TO DO
From the entries below, tally how many lines contain "kontakta" and report only that figure.

⟨

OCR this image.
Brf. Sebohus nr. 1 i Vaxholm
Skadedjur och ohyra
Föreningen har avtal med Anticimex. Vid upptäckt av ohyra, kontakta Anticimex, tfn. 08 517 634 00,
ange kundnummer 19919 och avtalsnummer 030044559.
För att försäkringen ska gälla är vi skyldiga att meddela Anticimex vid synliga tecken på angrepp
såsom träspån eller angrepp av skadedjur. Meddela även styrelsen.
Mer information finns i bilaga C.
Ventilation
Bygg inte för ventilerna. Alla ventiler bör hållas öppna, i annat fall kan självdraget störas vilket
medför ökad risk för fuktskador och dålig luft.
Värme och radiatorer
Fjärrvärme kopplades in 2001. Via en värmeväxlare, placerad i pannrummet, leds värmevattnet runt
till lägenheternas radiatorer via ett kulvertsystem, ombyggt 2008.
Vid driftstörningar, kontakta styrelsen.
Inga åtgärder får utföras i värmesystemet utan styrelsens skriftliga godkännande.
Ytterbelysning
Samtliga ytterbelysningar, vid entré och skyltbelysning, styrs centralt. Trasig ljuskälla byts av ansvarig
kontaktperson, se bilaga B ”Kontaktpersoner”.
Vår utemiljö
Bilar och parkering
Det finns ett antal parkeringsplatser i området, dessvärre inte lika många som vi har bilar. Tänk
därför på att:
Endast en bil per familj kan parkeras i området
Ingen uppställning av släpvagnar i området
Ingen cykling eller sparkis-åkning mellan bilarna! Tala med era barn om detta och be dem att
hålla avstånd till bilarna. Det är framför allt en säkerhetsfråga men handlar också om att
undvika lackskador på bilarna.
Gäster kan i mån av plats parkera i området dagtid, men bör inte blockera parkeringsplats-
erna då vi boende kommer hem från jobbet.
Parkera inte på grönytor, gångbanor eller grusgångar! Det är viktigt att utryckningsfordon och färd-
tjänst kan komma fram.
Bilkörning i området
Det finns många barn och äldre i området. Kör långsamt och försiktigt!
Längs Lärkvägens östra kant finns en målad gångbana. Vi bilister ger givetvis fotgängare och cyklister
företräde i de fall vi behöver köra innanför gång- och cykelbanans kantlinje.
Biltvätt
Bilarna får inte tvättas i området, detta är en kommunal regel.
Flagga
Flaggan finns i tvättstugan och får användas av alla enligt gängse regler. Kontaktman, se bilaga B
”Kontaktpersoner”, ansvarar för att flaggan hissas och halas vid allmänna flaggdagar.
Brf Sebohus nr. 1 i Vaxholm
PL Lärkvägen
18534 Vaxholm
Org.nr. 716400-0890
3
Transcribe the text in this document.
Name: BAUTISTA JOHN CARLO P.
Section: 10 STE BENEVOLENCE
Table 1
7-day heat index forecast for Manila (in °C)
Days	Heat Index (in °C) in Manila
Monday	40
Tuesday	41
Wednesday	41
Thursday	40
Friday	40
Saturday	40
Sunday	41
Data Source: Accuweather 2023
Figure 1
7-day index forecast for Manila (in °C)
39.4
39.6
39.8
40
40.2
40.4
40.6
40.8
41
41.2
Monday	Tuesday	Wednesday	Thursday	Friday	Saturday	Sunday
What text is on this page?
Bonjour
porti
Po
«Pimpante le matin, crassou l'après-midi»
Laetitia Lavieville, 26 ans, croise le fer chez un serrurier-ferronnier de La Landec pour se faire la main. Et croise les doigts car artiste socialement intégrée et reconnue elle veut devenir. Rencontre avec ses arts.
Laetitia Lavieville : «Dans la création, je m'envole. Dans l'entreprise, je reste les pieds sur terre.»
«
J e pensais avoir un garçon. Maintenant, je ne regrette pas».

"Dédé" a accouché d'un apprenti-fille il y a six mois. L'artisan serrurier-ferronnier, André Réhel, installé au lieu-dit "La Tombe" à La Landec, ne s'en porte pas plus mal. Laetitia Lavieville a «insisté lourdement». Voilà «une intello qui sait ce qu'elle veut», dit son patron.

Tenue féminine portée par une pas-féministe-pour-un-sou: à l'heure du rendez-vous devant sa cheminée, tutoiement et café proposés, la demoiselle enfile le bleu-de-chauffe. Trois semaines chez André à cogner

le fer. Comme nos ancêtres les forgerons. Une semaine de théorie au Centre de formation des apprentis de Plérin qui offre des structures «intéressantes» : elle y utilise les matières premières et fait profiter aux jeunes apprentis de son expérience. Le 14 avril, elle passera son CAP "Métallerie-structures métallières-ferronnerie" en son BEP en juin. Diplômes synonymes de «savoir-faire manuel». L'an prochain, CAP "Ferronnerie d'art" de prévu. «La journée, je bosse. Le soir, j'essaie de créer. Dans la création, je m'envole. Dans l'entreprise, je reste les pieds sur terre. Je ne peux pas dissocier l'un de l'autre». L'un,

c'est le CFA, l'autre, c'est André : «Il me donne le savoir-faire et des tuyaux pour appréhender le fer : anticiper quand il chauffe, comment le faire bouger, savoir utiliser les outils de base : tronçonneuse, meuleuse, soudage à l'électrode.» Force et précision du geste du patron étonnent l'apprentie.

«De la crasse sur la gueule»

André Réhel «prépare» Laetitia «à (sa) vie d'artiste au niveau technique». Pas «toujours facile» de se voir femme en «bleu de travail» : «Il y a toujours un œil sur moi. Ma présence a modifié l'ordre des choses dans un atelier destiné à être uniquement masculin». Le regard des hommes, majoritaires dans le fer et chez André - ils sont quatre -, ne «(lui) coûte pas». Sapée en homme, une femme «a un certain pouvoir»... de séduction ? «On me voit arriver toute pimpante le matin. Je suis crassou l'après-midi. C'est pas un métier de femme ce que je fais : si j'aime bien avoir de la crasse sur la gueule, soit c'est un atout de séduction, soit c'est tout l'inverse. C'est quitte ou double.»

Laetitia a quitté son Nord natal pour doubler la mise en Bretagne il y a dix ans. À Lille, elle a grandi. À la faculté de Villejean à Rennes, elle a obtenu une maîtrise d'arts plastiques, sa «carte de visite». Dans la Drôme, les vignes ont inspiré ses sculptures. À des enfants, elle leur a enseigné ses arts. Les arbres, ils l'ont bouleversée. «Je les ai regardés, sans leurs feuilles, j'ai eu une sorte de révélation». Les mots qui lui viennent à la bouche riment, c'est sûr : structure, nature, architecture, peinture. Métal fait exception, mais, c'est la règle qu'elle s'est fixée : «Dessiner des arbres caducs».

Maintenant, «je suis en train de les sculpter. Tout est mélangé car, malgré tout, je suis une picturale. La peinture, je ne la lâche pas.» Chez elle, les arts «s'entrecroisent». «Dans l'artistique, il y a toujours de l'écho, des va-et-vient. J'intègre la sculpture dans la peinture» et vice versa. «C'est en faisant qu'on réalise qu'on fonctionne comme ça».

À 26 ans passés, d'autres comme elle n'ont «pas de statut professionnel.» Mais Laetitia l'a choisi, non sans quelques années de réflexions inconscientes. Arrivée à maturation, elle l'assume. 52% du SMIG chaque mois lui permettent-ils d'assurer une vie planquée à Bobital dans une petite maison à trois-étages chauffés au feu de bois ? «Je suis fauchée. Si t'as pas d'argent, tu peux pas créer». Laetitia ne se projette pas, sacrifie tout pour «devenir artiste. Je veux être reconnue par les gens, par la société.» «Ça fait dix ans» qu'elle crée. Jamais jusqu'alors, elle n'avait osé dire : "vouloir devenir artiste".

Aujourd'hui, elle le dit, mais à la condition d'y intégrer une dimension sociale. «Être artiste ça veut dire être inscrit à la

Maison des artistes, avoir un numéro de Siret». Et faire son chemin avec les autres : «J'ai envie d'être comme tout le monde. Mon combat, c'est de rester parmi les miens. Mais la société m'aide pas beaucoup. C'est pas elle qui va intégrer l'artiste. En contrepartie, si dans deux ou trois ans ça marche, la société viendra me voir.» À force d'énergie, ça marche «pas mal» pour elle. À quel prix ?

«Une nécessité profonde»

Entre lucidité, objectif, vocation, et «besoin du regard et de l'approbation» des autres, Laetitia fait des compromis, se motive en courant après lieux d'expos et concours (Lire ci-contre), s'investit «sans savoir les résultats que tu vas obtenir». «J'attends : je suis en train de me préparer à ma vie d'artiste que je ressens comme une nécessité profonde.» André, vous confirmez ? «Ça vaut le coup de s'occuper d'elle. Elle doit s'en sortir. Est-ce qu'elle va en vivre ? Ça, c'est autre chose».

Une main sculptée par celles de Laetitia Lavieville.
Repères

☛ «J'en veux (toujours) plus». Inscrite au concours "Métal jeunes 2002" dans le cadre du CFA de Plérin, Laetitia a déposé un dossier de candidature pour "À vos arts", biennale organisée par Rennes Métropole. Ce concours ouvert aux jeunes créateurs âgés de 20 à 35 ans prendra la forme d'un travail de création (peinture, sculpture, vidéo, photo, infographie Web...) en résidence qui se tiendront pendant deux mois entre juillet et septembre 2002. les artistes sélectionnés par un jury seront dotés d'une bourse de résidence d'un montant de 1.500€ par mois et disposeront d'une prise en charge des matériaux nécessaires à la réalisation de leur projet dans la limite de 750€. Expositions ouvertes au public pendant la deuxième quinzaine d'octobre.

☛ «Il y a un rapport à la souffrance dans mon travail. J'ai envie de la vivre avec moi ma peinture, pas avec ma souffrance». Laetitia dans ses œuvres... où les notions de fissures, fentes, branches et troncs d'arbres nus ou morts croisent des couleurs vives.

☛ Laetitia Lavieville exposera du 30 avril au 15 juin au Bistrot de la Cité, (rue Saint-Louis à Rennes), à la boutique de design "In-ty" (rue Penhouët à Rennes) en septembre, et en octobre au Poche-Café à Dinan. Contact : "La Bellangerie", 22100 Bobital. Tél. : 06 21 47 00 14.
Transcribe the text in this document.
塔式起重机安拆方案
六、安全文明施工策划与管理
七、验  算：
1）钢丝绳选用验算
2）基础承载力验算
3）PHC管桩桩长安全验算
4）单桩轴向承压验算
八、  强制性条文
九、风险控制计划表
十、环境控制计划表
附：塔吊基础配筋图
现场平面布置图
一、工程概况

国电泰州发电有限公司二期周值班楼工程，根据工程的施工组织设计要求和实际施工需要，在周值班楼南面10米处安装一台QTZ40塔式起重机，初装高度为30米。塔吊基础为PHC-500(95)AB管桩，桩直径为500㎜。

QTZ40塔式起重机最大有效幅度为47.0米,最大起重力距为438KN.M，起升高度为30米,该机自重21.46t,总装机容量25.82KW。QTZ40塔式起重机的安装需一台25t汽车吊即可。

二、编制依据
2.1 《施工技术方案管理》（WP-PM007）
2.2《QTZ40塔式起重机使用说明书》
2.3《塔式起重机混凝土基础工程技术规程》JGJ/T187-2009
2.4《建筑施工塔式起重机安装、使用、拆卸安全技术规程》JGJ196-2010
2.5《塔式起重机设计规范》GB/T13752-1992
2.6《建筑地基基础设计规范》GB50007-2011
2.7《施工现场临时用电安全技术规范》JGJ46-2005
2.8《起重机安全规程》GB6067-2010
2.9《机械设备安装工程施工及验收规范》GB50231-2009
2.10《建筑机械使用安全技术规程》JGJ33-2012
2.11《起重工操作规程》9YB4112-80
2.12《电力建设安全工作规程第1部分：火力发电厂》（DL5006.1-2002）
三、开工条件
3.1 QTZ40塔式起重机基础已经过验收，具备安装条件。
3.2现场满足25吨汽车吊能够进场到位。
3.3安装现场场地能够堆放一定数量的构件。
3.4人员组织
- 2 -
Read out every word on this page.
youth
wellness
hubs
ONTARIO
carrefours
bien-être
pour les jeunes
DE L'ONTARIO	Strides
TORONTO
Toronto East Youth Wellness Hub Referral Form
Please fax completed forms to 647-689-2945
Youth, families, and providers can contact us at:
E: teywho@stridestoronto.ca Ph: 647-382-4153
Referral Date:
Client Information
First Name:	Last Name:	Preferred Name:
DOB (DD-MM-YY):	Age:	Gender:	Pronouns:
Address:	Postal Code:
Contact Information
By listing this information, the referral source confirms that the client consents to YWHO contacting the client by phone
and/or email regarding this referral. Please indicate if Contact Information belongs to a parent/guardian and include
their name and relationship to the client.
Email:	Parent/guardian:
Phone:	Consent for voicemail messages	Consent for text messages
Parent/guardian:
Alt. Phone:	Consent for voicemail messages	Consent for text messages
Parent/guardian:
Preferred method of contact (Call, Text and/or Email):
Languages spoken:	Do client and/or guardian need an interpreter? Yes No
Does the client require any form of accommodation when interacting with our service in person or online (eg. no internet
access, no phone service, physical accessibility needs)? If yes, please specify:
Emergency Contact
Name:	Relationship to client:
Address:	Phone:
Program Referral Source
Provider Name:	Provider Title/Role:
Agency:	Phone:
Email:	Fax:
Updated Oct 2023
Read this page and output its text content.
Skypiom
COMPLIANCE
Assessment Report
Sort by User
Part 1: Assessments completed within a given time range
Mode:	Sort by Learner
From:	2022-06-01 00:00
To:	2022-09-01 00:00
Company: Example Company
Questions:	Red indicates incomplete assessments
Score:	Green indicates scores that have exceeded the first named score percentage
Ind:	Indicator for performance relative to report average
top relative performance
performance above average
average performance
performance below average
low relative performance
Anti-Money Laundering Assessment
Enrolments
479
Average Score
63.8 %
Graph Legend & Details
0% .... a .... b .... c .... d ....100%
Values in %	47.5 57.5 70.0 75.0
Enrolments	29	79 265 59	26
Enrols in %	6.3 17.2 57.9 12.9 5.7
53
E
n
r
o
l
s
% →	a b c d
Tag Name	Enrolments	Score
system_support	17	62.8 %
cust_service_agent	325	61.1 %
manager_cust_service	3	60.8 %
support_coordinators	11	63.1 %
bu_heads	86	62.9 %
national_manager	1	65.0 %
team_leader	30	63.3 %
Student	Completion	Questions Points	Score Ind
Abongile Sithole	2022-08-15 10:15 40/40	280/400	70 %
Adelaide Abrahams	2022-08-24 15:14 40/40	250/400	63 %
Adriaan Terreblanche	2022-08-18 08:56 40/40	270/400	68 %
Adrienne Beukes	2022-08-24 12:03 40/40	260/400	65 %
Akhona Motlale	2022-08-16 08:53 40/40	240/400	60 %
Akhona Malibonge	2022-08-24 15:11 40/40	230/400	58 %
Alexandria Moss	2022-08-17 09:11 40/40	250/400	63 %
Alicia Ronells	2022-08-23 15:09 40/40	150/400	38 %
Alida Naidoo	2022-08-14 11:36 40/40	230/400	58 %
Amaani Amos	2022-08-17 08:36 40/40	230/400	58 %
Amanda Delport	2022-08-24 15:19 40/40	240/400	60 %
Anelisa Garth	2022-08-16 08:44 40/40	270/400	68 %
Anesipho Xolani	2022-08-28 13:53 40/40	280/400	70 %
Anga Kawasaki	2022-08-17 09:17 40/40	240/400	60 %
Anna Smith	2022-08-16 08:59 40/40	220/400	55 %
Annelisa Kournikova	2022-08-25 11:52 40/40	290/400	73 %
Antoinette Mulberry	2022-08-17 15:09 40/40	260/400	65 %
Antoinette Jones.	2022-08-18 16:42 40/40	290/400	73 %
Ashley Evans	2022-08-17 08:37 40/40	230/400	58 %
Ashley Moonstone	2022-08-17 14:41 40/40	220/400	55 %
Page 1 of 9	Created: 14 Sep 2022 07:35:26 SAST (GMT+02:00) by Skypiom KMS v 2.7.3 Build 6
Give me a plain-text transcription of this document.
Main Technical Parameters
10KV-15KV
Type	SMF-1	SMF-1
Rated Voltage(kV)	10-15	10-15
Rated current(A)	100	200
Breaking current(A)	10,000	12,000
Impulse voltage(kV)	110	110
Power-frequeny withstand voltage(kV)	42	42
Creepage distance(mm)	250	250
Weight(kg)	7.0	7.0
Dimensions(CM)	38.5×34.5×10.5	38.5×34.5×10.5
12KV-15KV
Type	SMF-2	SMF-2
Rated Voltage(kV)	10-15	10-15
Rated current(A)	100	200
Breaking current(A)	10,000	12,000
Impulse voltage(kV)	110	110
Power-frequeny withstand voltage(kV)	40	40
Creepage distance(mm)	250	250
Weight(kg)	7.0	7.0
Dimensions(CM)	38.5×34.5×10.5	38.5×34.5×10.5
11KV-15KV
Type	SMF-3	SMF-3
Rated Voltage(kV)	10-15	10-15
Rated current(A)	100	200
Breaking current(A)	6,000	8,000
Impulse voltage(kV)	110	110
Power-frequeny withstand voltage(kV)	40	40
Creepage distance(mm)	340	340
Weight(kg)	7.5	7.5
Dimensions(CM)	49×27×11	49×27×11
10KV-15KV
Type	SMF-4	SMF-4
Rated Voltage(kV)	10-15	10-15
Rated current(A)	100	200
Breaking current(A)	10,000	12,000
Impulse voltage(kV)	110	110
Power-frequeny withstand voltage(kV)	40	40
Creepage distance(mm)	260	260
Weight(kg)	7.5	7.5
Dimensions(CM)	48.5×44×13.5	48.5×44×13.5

⟩

ANSWER TO THIS TASK
2